» GOAL: Identify the lines that contain the word "Study" and copy each one.

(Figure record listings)
-- Start --

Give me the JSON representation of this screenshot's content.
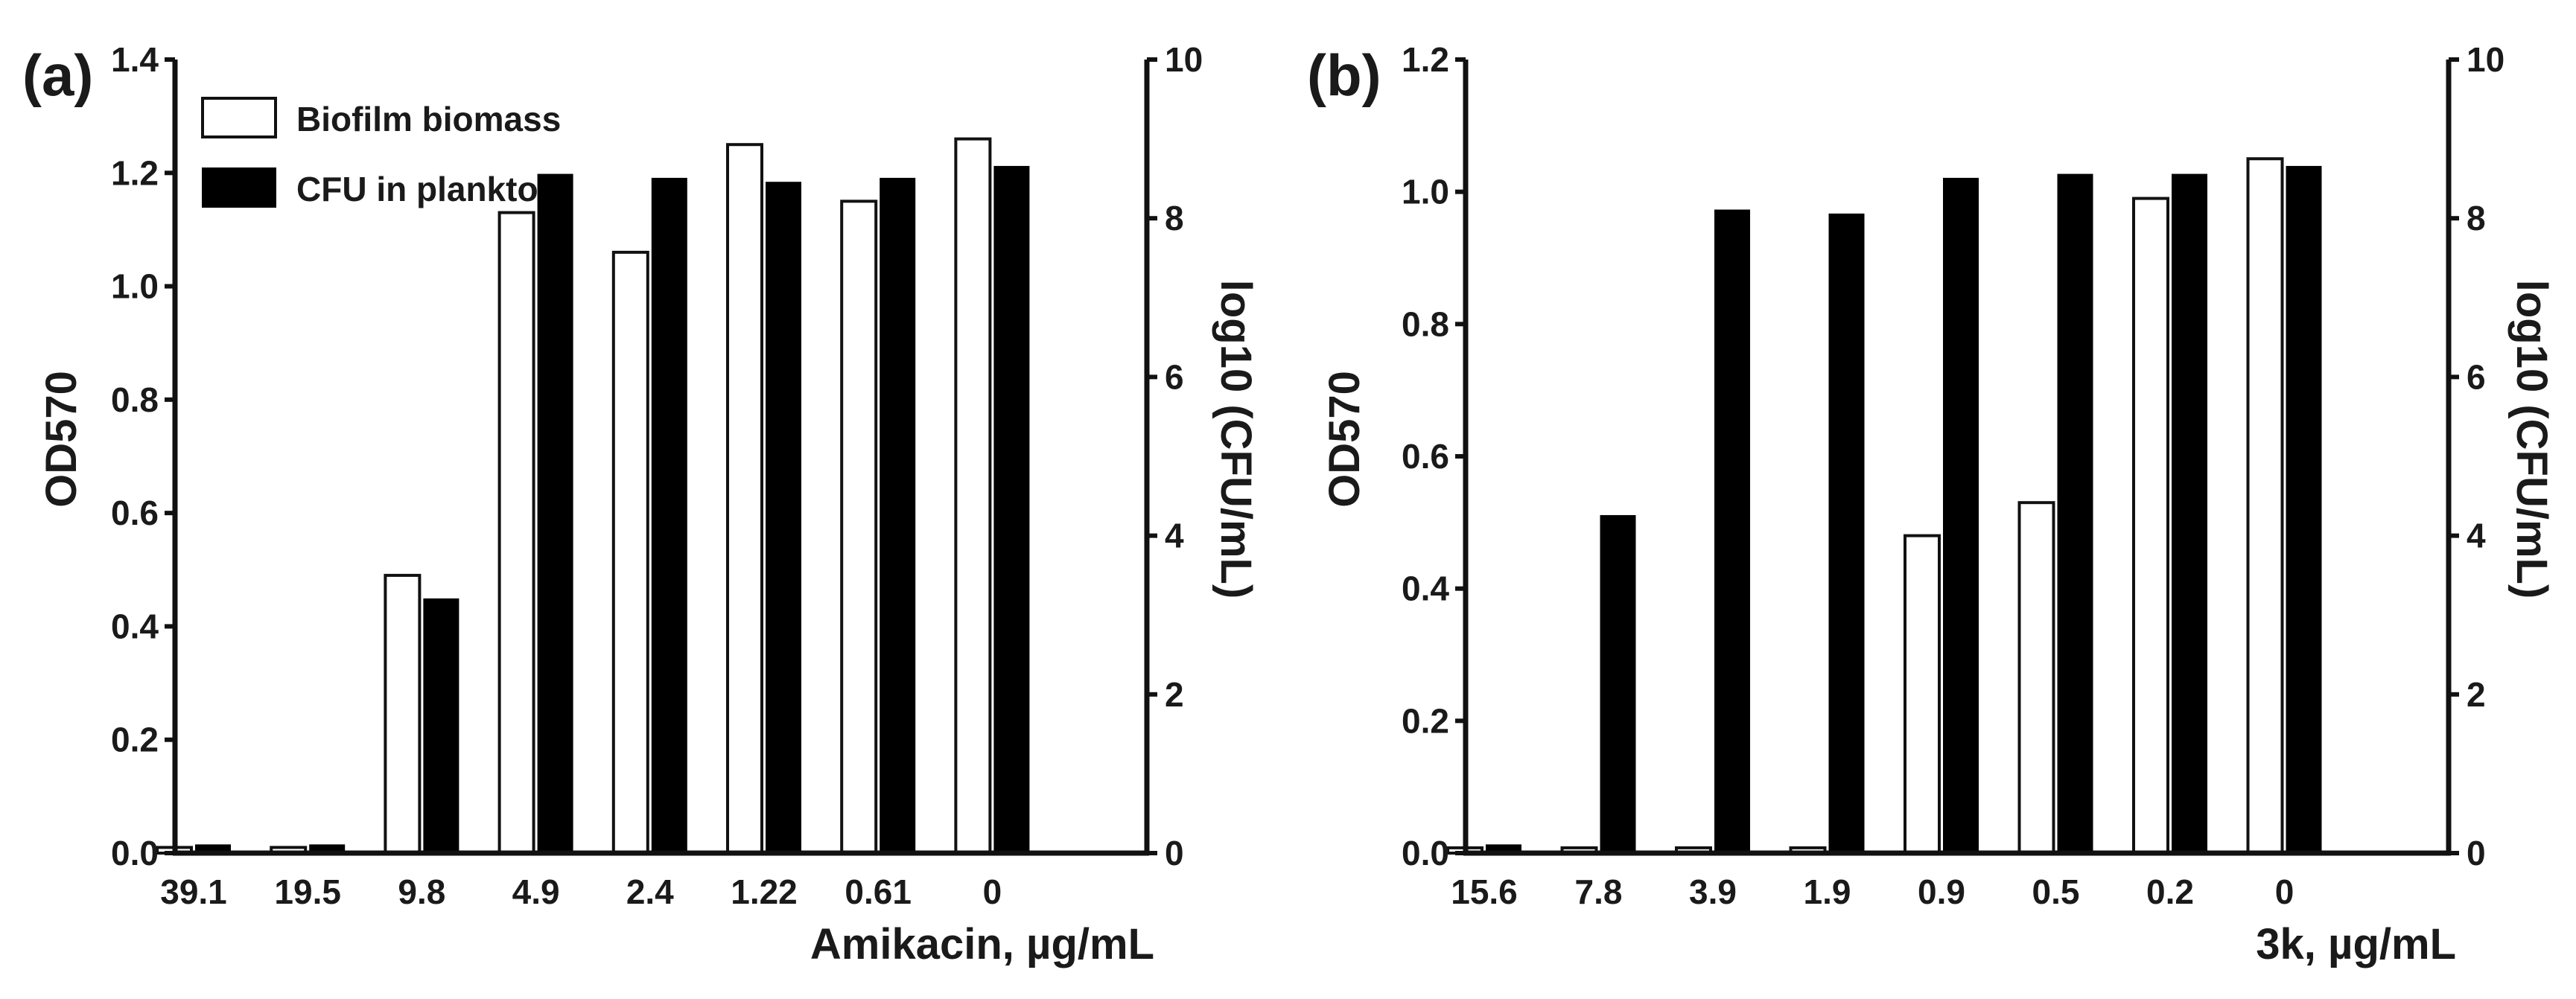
{
  "chart_data": [
    {
      "type": "bar",
      "panel_label": "(a)",
      "categories": [
        "39.1",
        "19.5",
        "9.8",
        "4.9",
        "2.4",
        "1.22",
        "0.61",
        "0"
      ],
      "xlabel": "Amikacin, µg/mL",
      "ylabel": "OD570",
      "y2label": "log10 (CFU/mL)",
      "ylim": [
        0,
        1.4
      ],
      "yticks": [
        "0.0",
        "0.2",
        "0.4",
        "0.6",
        "0.8",
        "1.0",
        "1.2",
        "1.4"
      ],
      "y2lim": [
        0,
        10
      ],
      "y2ticks": [
        "0",
        "2",
        "4",
        "6",
        "8",
        "10"
      ],
      "legend": {
        "position": "top-left",
        "entries": [
          "Biofilm biomass",
          "CFU in plankton"
        ]
      },
      "series": [
        {
          "name": "Biofilm biomass",
          "axis": "left",
          "style": "open",
          "values": [
            0.01,
            0.01,
            0.49,
            1.13,
            1.06,
            1.25,
            1.15,
            1.26
          ]
        },
        {
          "name": "CFU in plankton",
          "axis": "right",
          "style": "solid",
          "values": [
            0.1,
            0.1,
            3.2,
            8.55,
            8.5,
            8.45,
            8.5,
            8.65
          ]
        }
      ]
    },
    {
      "type": "bar",
      "panel_label": "(b)",
      "categories": [
        "15.6",
        "7.8",
        "3.9",
        "1.9",
        "0.9",
        "0.5",
        "0.2",
        "0"
      ],
      "xlabel": "3k, µg/mL",
      "ylabel": "OD570",
      "y2label": "log10 (CFU/mL)",
      "ylim": [
        0,
        1.2
      ],
      "yticks": [
        "0.0",
        "0.2",
        "0.4",
        "0.6",
        "0.8",
        "1.0",
        "1.2"
      ],
      "y2lim": [
        0,
        10
      ],
      "y2ticks": [
        "0",
        "2",
        "4",
        "6",
        "8",
        "10"
      ],
      "series": [
        {
          "name": "Biofilm biomass",
          "axis": "left",
          "style": "open",
          "values": [
            0.008,
            0.008,
            0.008,
            0.008,
            0.48,
            0.53,
            0.99,
            1.05
          ]
        },
        {
          "name": "CFU in plankton",
          "axis": "right",
          "style": "solid",
          "values": [
            0.1,
            4.25,
            8.1,
            8.05,
            8.5,
            8.55,
            8.55,
            8.65
          ]
        }
      ]
    }
  ]
}
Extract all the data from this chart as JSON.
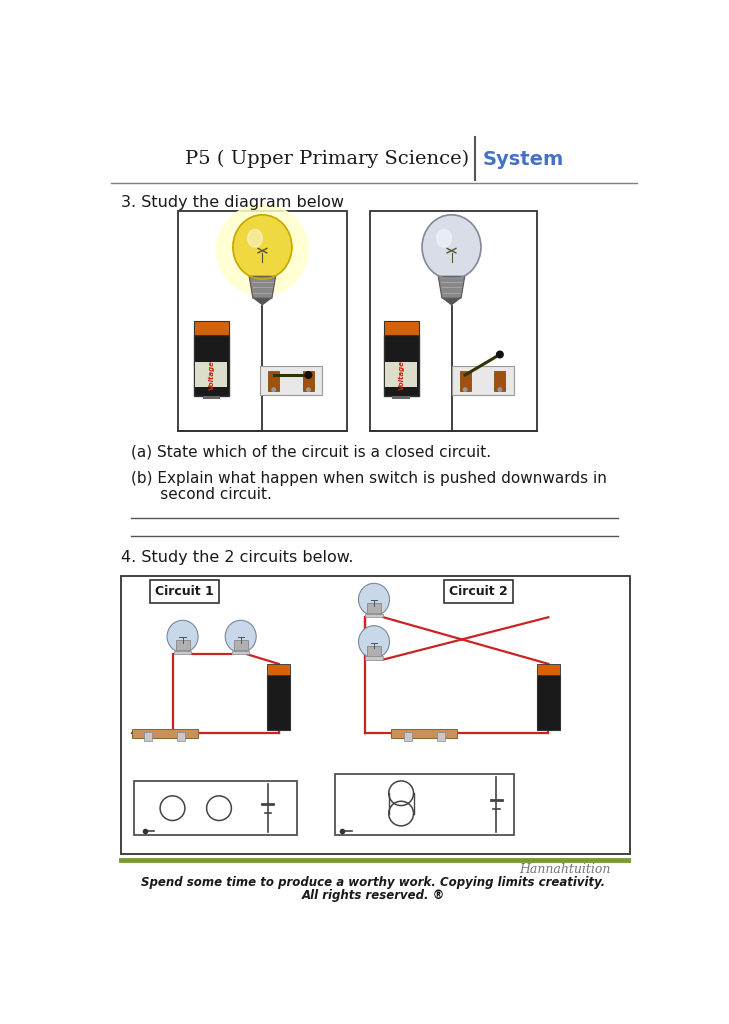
{
  "page_bg": "#ffffff",
  "header_title": "P5 ( Upper Primary Science)",
  "header_subtitle": "System",
  "header_title_color": "#1a1a1a",
  "header_subtitle_color": "#4472c4",
  "header_line_color": "#808080",
  "q3_label": "3. Study the diagram below",
  "q3a_text": "(a) State which of the circuit is a closed circuit.",
  "q3b_line1": "(b) Explain what happen when switch is pushed downwards in",
  "q3b_line2": "      second circuit.",
  "q4_label": "4. Study the 2 circuits below.",
  "circuit1_label": "Circuit 1",
  "circuit2_label": "Circuit 2",
  "footer_brand": "Hannahtuition",
  "footer_line1": "Spend some time to produce a worthy work. Copying limits creativity.",
  "footer_line2": "All rights reserved. ®",
  "answer_line_color": "#555555",
  "box_color": "#333333",
  "text_color": "#1a1a1a",
  "wire_color": "#cc2222",
  "footer_line_color": "#7a9a3a"
}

-- End --

» THE COMPLETED TASK:
  "q3_label": "3. Study the diagram below",
  "q4_label": "4. Study the 2 circuits below.",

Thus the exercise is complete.